**WORK TO BE COMPLETED**
Below is some material; set it all down exactly, apart from the pictures.

-- start of RECORDS FOR THE EXERCISE --

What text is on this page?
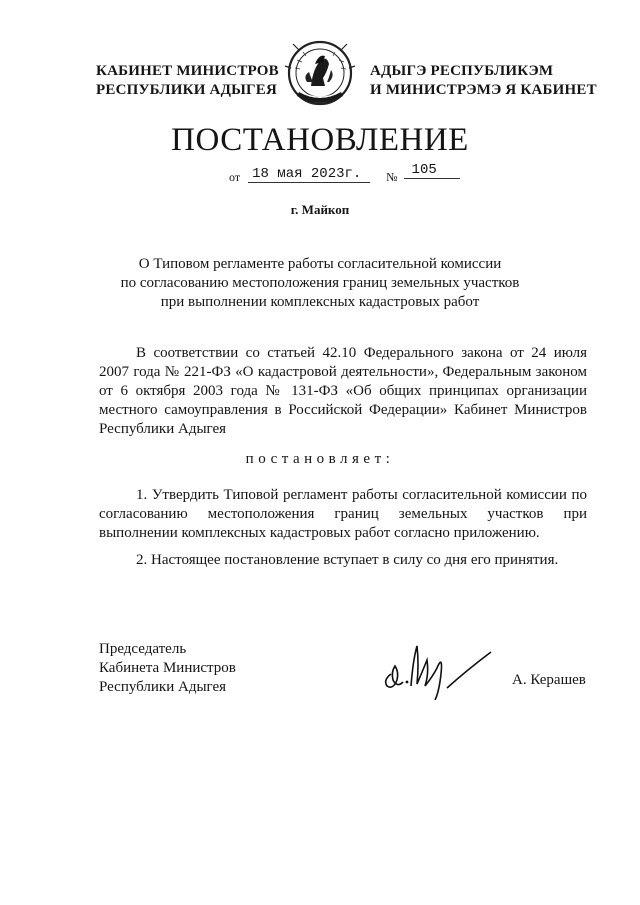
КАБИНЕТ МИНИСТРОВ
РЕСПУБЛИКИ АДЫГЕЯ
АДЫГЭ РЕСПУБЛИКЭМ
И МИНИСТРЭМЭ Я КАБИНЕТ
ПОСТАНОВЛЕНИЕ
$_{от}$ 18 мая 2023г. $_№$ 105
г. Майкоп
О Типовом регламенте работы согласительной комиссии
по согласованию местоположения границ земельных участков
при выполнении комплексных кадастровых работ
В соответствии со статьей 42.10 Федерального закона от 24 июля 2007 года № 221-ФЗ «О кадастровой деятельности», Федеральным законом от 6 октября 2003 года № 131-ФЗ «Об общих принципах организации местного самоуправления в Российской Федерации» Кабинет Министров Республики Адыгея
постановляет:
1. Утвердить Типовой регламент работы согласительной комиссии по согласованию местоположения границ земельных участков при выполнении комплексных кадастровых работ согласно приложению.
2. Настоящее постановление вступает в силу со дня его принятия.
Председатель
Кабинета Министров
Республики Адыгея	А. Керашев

-- end of RECORDS FOR THE EXERCISE --

**RESULT FOR THIS EXERCISE**
What text is on this page?
КАБИНЕТ МИНИСТРОВ
РЕСПУБЛИКИ АДЫГЕЯ
АДЫГЭ РЕСПУБЛИКЭМ
И МИНИСТРЭМЭ Я КАБИНЕТ
ПОСТАНОВЛЕНИЕ
$_{от}$ 18 мая 2023г. $_№$ 105
г. Майкоп
О Типовом регламенте работы согласительной комиссии
по согласованию местоположения границ земельных участков
при выполнении комплексных кадастровых работ
В соответствии со статьей 42.10 Федерального закона от 24 июля 2007 года № 221-ФЗ «О кадастровой деятельности», Федеральным законом от 6 октября 2003 года № 131-ФЗ «Об общих принципах организации местного самоуправления в Российской Федерации» Кабинет Министров Республики Адыгея
постановляет:
1. Утвердить Типовой регламент работы согласительной комиссии по согласованию местоположения границ земельных участков при выполнении комплексных кадастровых работ согласно приложению.
2. Настоящее постановление вступает в силу со дня его принятия.
Председатель
Кабинета Министров
Республики Адыгея	А. Керашев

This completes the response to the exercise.